* **Description of the task**
Extract all lines that hold "subtitle" from the records below.
# Rows start
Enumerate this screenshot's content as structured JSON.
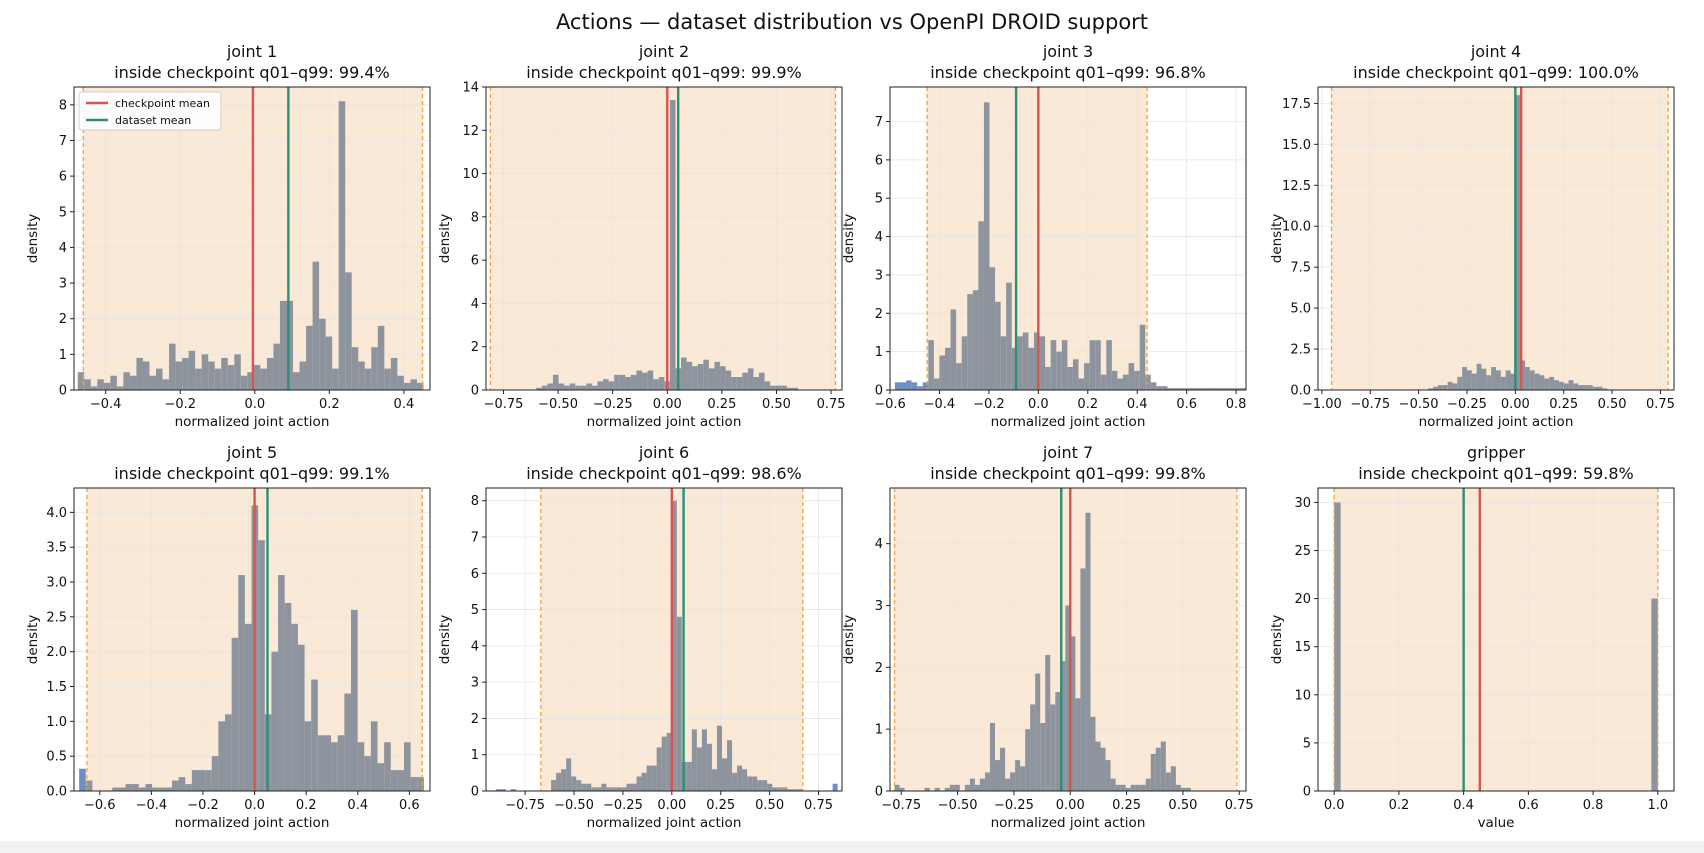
{
  "figure": {
    "title": "Actions — dataset distribution vs OpenPI DROID support",
    "legend": {
      "items": [
        "checkpoint mean",
        "dataset mean"
      ],
      "placement": "upper-left of first panel"
    }
  },
  "colors": {
    "background": "#ffffff",
    "support_band": "#fae9d6",
    "support_edge": "#f0a040",
    "bar_inside": "#8e949e",
    "bar_outside": "#6f8fc2",
    "checkpoint_mean": "#d9534f",
    "dataset_mean": "#2e8f75",
    "grid": "#e6e6e6",
    "text": "#111111"
  },
  "chart_data": [
    {
      "type": "bar",
      "title": "joint 1",
      "subtitle": "inside checkpoint q01–q99: 99.4%",
      "xlabel": "normalized joint action",
      "ylabel": "density",
      "xlim": [
        -0.485,
        0.47
      ],
      "ylim": [
        0,
        8.5
      ],
      "xticks": [
        -0.4,
        -0.2,
        0.0,
        0.2,
        0.4
      ],
      "xtick_labels": [
        "−0.4",
        "−0.2",
        "0.0",
        "0.2",
        "0.4"
      ],
      "yticks": [
        0,
        1,
        2,
        3,
        4,
        5,
        6,
        7,
        8
      ],
      "ytick_labels": [
        "0",
        "1",
        "2",
        "3",
        "4",
        "5",
        "6",
        "7",
        "8"
      ],
      "support": [
        -0.46,
        0.45
      ],
      "checkpoint_mean": -0.005,
      "dataset_mean": 0.09,
      "show_legend": true,
      "bins": {
        "start": -0.475,
        "width": 0.0175
      },
      "values": [
        0.5,
        0.3,
        0.1,
        0.3,
        0.2,
        0.4,
        0.1,
        0.5,
        0.4,
        0.9,
        0.8,
        0.4,
        0.6,
        0.3,
        1.3,
        0.8,
        0.9,
        1.1,
        0.6,
        1.0,
        0.8,
        0.6,
        0.9,
        0.7,
        1.0,
        0.4,
        0.5,
        0.7,
        0.6,
        0.9,
        1.3,
        2.5,
        2.5,
        0.5,
        0.8,
        1.8,
        3.6,
        2.0,
        1.5,
        0.6,
        8.1,
        3.3,
        1.2,
        0.8,
        0.6,
        1.2,
        1.8,
        0.6,
        0.9,
        0.4,
        0.2,
        0.3,
        0.2
      ],
      "outside_bins": []
    },
    {
      "type": "bar",
      "title": "joint 2",
      "subtitle": "inside checkpoint q01–q99: 99.9%",
      "xlabel": "normalized joint action",
      "ylabel": "density",
      "xlim": [
        -0.83,
        0.8
      ],
      "ylim": [
        0,
        14
      ],
      "xticks": [
        -0.75,
        -0.5,
        -0.25,
        0.0,
        0.25,
        0.5,
        0.75
      ],
      "xtick_labels": [
        "−0.75",
        "−0.50",
        "−0.25",
        "0.00",
        "0.25",
        "0.50",
        "0.75"
      ],
      "yticks": [
        0,
        2,
        4,
        6,
        8,
        10,
        12,
        14
      ],
      "ytick_labels": [
        "0",
        "2",
        "4",
        "6",
        "8",
        "10",
        "12",
        "14"
      ],
      "support": [
        -0.81,
        0.77
      ],
      "checkpoint_mean": 0.0,
      "dataset_mean": 0.05,
      "show_legend": false,
      "bins": {
        "start": -0.6,
        "width": 0.0255
      },
      "values": [
        0.1,
        0.2,
        0.3,
        0.7,
        0.3,
        0.2,
        0.3,
        0.2,
        0.2,
        0.3,
        0.2,
        0.4,
        0.5,
        0.4,
        0.7,
        0.7,
        0.6,
        0.7,
        0.9,
        0.8,
        0.9,
        0.5,
        0.6,
        0.4,
        13.4,
        1.0,
        1.5,
        1.3,
        1.1,
        1.2,
        1.4,
        1.0,
        1.3,
        1.1,
        0.9,
        0.6,
        0.6,
        0.8,
        1.0,
        0.6,
        0.8,
        0.4,
        0.2,
        0.2,
        0.2,
        0.1,
        0.1
      ],
      "outside_bins": []
    },
    {
      "type": "bar",
      "title": "joint 3",
      "subtitle": "inside checkpoint q01–q99: 96.8%",
      "xlabel": "normalized joint action",
      "ylabel": "density",
      "xlim": [
        -0.6,
        0.84
      ],
      "ylim": [
        0,
        7.9
      ],
      "xticks": [
        -0.6,
        -0.4,
        -0.2,
        0.0,
        0.2,
        0.4,
        0.6,
        0.8
      ],
      "xtick_labels": [
        "−0.6",
        "−0.4",
        "−0.2",
        "0.0",
        "0.2",
        "0.4",
        "0.6",
        "0.8"
      ],
      "yticks": [
        0,
        1,
        2,
        3,
        4,
        5,
        6,
        7
      ],
      "ytick_labels": [
        "0",
        "1",
        "2",
        "3",
        "4",
        "5",
        "6",
        "7"
      ],
      "support": [
        -0.45,
        0.44
      ],
      "checkpoint_mean": 0.0,
      "dataset_mean": -0.09,
      "show_legend": false,
      "bins": {
        "start": -0.58,
        "width": 0.0225
      },
      "values": [
        0.2,
        0.2,
        0.25,
        0.2,
        0.1,
        0.2,
        1.3,
        0.3,
        0.9,
        1.1,
        2.1,
        0.7,
        1.4,
        2.5,
        2.6,
        4.4,
        7.5,
        3.2,
        2.3,
        1.4,
        2.8,
        1.1,
        1.4,
        1.5,
        1.1,
        1.5,
        1.4,
        0.6,
        1.3,
        1.0,
        1.3,
        0.6,
        0.8,
        0.3,
        0.7,
        1.3,
        1.3,
        0.4,
        1.3,
        0.5,
        0.3,
        0.4,
        0.7,
        0.5,
        1.7,
        0.4,
        0.2,
        0.1,
        0.1,
        0.05,
        0.05,
        0.05,
        0.05,
        0.05,
        0.05,
        0.05,
        0.05,
        0.05,
        0.05,
        0.05,
        0.05,
        0.05,
        0.05,
        0.05,
        0.05
      ],
      "outside_bins": [
        0,
        1,
        2,
        3,
        4,
        5
      ]
    },
    {
      "type": "bar",
      "title": "joint 4",
      "subtitle": "inside checkpoint q01–q99: 100.0%",
      "xlabel": "normalized joint action",
      "ylabel": "density",
      "xlim": [
        -1.02,
        0.82
      ],
      "ylim": [
        0,
        18.5
      ],
      "xticks": [
        -1.0,
        -0.75,
        -0.5,
        -0.25,
        0.0,
        0.25,
        0.5,
        0.75
      ],
      "xtick_labels": [
        "−1.00",
        "−0.75",
        "−0.50",
        "−0.25",
        "0.00",
        "0.25",
        "0.50",
        "0.75"
      ],
      "yticks": [
        0,
        2.5,
        5.0,
        7.5,
        10.0,
        12.5,
        15.0,
        17.5
      ],
      "ytick_labels": [
        "0.0",
        "2.5",
        "5.0",
        "7.5",
        "10.0",
        "12.5",
        "15.0",
        "17.5"
      ],
      "support": [
        -0.95,
        0.79
      ],
      "checkpoint_mean": 0.03,
      "dataset_mean": 0.0,
      "show_legend": false,
      "bins": {
        "start": -0.45,
        "width": 0.025
      },
      "values": [
        0.1,
        0.2,
        0.3,
        0.3,
        0.5,
        0.4,
        0.8,
        1.4,
        1.2,
        1.0,
        1.6,
        1.3,
        0.9,
        1.4,
        1.2,
        0.8,
        1.2,
        1.0,
        18.0,
        1.8,
        1.4,
        1.2,
        1.0,
        0.9,
        0.7,
        0.8,
        0.6,
        0.5,
        0.4,
        0.6,
        0.4,
        0.3,
        0.3,
        0.3,
        0.2,
        0.2,
        0.1
      ],
      "outside_bins": []
    },
    {
      "type": "bar",
      "title": "joint 5",
      "subtitle": "inside checkpoint q01–q99: 99.1%",
      "xlabel": "normalized joint action",
      "ylabel": "density",
      "xlim": [
        -0.7,
        0.68
      ],
      "ylim": [
        0,
        4.35
      ],
      "xticks": [
        -0.6,
        -0.4,
        -0.2,
        0.0,
        0.2,
        0.4,
        0.6
      ],
      "xtick_labels": [
        "−0.6",
        "−0.4",
        "−0.2",
        "0.0",
        "0.2",
        "0.4",
        "0.6"
      ],
      "yticks": [
        0,
        0.5,
        1.0,
        1.5,
        2.0,
        2.5,
        3.0,
        3.5,
        4.0
      ],
      "ytick_labels": [
        "0.0",
        "0.5",
        "1.0",
        "1.5",
        "2.0",
        "2.5",
        "3.0",
        "3.5",
        "4.0"
      ],
      "support": [
        -0.65,
        0.65
      ],
      "checkpoint_mean": 0.0,
      "dataset_mean": 0.05,
      "show_legend": false,
      "bins": {
        "start": -0.68,
        "width": 0.0257
      },
      "values": [
        0.32,
        0.15,
        0.0,
        0.0,
        0.0,
        0.05,
        0.05,
        0.1,
        0.1,
        0.05,
        0.1,
        0.05,
        0.05,
        0.05,
        0.15,
        0.2,
        0.1,
        0.3,
        0.3,
        0.3,
        0.5,
        1.0,
        1.1,
        2.2,
        3.1,
        2.4,
        4.1,
        3.6,
        1.1,
        2.0,
        3.1,
        2.7,
        2.4,
        2.1,
        1.0,
        1.6,
        0.8,
        0.8,
        0.7,
        0.8,
        1.4,
        2.6,
        0.7,
        0.5,
        1.0,
        0.4,
        0.7,
        0.3,
        0.3,
        0.7,
        0.2,
        0.2,
        0.0,
        0.0,
        0.0,
        0.05,
        0.05,
        0.0,
        0.0,
        0.0,
        0.0,
        0.0,
        0.0,
        0.6,
        0.1
      ],
      "outside_bins": [
        0
      ]
    },
    {
      "type": "bar",
      "title": "joint 6",
      "subtitle": "inside checkpoint q01–q99: 98.6%",
      "xlabel": "normalized joint action",
      "ylabel": "density",
      "xlim": [
        -0.95,
        0.87
      ],
      "ylim": [
        0,
        8.35
      ],
      "xticks": [
        -0.75,
        -0.5,
        -0.25,
        0.0,
        0.25,
        0.5,
        0.75
      ],
      "xtick_labels": [
        "−0.75",
        "−0.50",
        "−0.25",
        "0.00",
        "0.25",
        "0.50",
        "0.75"
      ],
      "yticks": [
        0,
        1,
        2,
        3,
        4,
        5,
        6,
        7,
        8
      ],
      "ytick_labels": [
        "0",
        "1",
        "2",
        "3",
        "4",
        "5",
        "6",
        "7",
        "8"
      ],
      "support": [
        -0.67,
        0.67
      ],
      "checkpoint_mean": 0.0,
      "dataset_mean": 0.06,
      "show_legend": false,
      "bins": {
        "start": -0.9,
        "width": 0.0257
      },
      "values": [
        0.05,
        0.05,
        0.0,
        0.05,
        0.0,
        0.0,
        0.0,
        0.0,
        0.0,
        0.0,
        0.0,
        0.3,
        0.5,
        0.6,
        0.9,
        0.4,
        0.3,
        0.2,
        0.2,
        0.1,
        0.1,
        0.2,
        0.1,
        0.1,
        0.1,
        0.1,
        0.2,
        0.2,
        0.4,
        0.5,
        0.7,
        0.7,
        1.2,
        1.5,
        1.6,
        8.0,
        4.8,
        0.8,
        0.8,
        1.7,
        1.2,
        1.7,
        1.3,
        0.6,
        1.8,
        0.9,
        1.4,
        0.5,
        0.7,
        0.6,
        0.4,
        0.4,
        0.3,
        0.3,
        0.2,
        0.1,
        0.1,
        0.1,
        0.05,
        0.05,
        0.05,
        0.0,
        0.0,
        0.0,
        0.0,
        0.0,
        0.0,
        0.2
      ],
      "outside_bins": [
        0,
        1,
        2,
        3,
        67
      ]
    },
    {
      "type": "bar",
      "title": "joint 7",
      "subtitle": "inside checkpoint q01–q99: 99.8%",
      "xlabel": "normalized joint action",
      "ylabel": "density",
      "xlim": [
        -0.8,
        0.78
      ],
      "ylim": [
        0,
        4.9
      ],
      "xticks": [
        -0.75,
        -0.5,
        -0.25,
        0.0,
        0.25,
        0.5,
        0.75
      ],
      "xtick_labels": [
        "−0.75",
        "−0.50",
        "−0.25",
        "0.00",
        "0.25",
        "0.50",
        "0.75"
      ],
      "yticks": [
        0,
        1,
        2,
        3,
        4
      ],
      "ytick_labels": [
        "0",
        "1",
        "2",
        "3",
        "4"
      ],
      "support": [
        -0.78,
        0.74
      ],
      "checkpoint_mean": 0.0,
      "dataset_mean": -0.04,
      "show_legend": false,
      "bins": {
        "start": -0.78,
        "width": 0.0223
      },
      "values": [
        0.1,
        0.05,
        0.0,
        0.0,
        0.0,
        0.0,
        0.05,
        0.0,
        0.05,
        0.0,
        0.05,
        0.1,
        0.1,
        0.0,
        0.1,
        0.2,
        0.1,
        0.2,
        0.3,
        1.1,
        0.5,
        0.7,
        0.2,
        0.3,
        0.5,
        0.4,
        1.0,
        1.4,
        1.9,
        1.1,
        2.2,
        1.4,
        1.6,
        2.1,
        3.0,
        2.5,
        1.5,
        3.6,
        4.5,
        1.2,
        0.8,
        0.7,
        0.5,
        0.2,
        0.1,
        0.1,
        0.05,
        0.1,
        0.1,
        0.1,
        0.2,
        0.6,
        0.7,
        0.8,
        0.3,
        0.4,
        0.1,
        0.05,
        0.05,
        0.0
      ],
      "outside_bins": []
    },
    {
      "type": "bar",
      "title": "gripper",
      "subtitle": "inside checkpoint q01–q99: 59.8%",
      "xlabel": "value",
      "ylabel": "density",
      "xlim": [
        -0.05,
        1.05
      ],
      "ylim": [
        0,
        31.5
      ],
      "xticks": [
        0.0,
        0.2,
        0.4,
        0.6,
        0.8,
        1.0
      ],
      "xtick_labels": [
        "0.0",
        "0.2",
        "0.4",
        "0.6",
        "0.8",
        "1.0"
      ],
      "yticks": [
        0,
        5,
        10,
        15,
        20,
        25,
        30
      ],
      "ytick_labels": [
        "0",
        "5",
        "10",
        "15",
        "20",
        "25",
        "30"
      ],
      "support": [
        0.0,
        1.0
      ],
      "checkpoint_mean": 0.45,
      "dataset_mean": 0.4,
      "show_legend": false,
      "bins": {
        "start": 0.0,
        "width": 0.02
      },
      "values": [
        30.0,
        0,
        0,
        0,
        0,
        0,
        0,
        0,
        0,
        0,
        0,
        0,
        0,
        0,
        0,
        0,
        0,
        0,
        0,
        0,
        0,
        0,
        0,
        0,
        0,
        0,
        0,
        0,
        0,
        0,
        0,
        0,
        0,
        0,
        0,
        0,
        0,
        0,
        0,
        0,
        0,
        0,
        0,
        0,
        0,
        0,
        0,
        0,
        0,
        20.0
      ],
      "outside_bins": []
    }
  ]
}
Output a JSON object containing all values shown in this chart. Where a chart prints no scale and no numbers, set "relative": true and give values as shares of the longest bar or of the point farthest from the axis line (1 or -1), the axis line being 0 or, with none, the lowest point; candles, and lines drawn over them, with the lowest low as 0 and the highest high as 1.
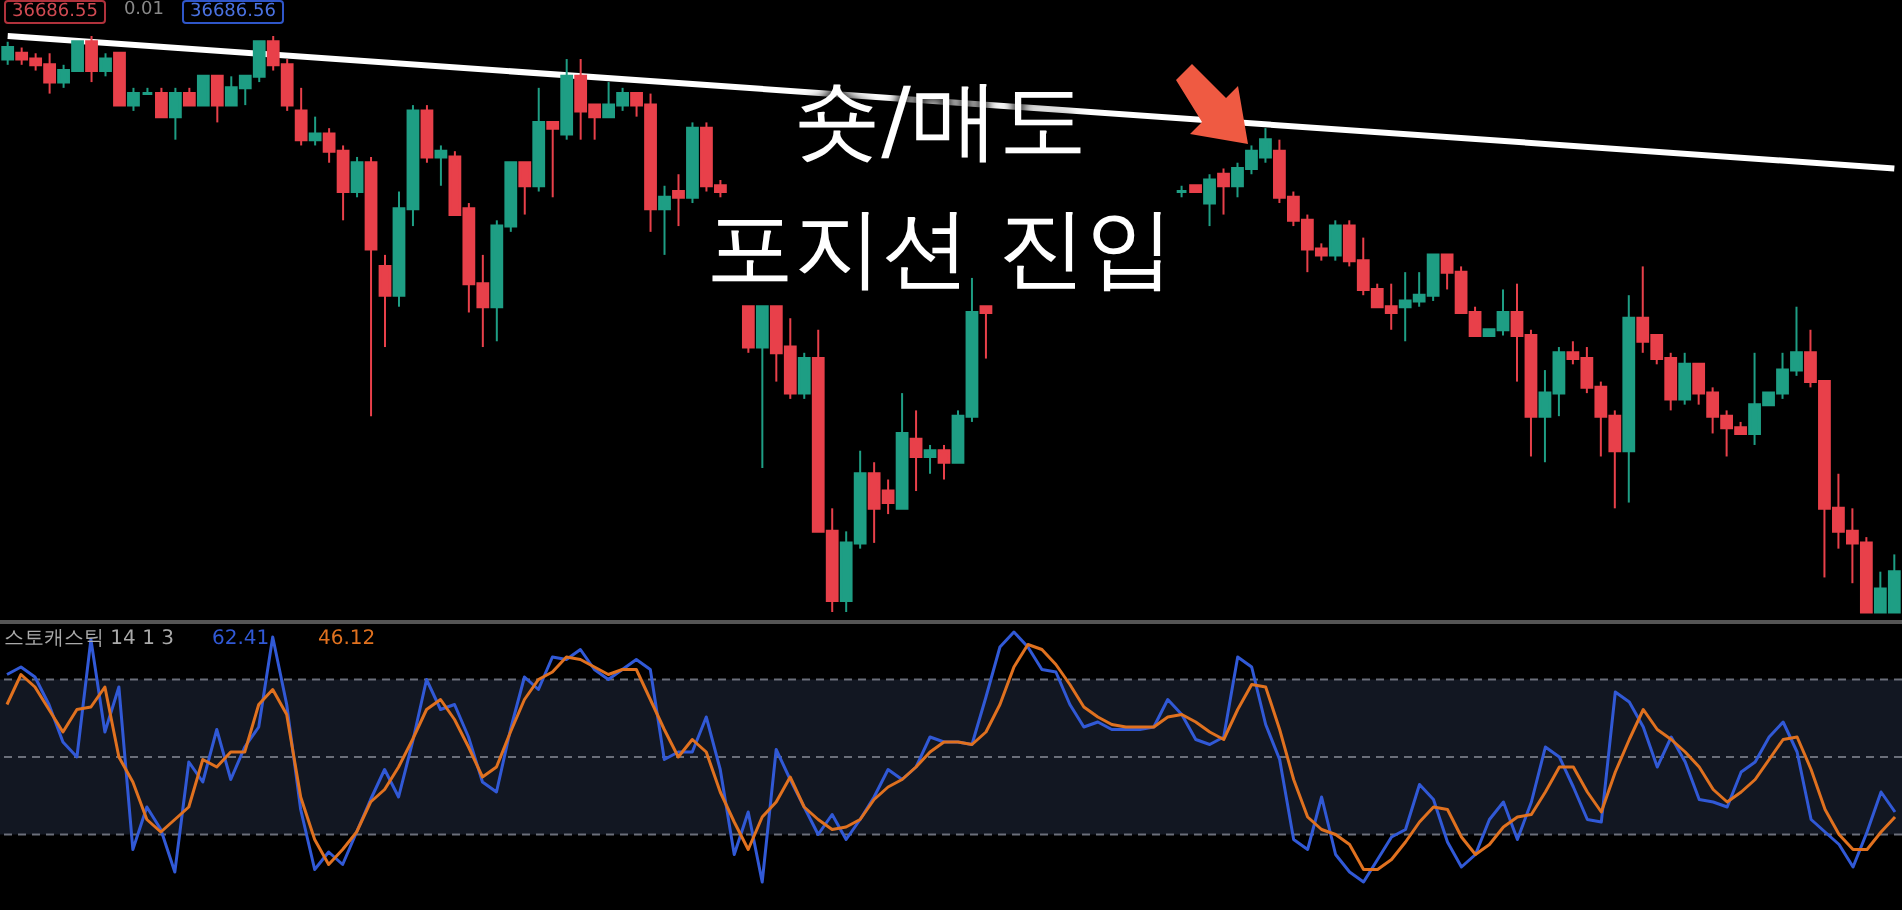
# Rows end
* **Output for this exercise**
      "subtitle": "inside checkpoint q01–q99: 99.4%",
      "subtitle": "inside checkpoint q01–q99: 99.9%",
      "subtitle": "inside checkpoint q01–q99: 96.8%",
      "subtitle": "inside checkpoint q01–q99: 100.0%",
      "subtitle": "inside checkpoint q01–q99: 99.1%",
      "subtitle": "inside checkpoint q01–q99: 98.6%",
      "subtitle": "inside checkpoint q01–q99: 99.8%",
      "subtitle": "inside checkpoint q01–q99: 59.8%",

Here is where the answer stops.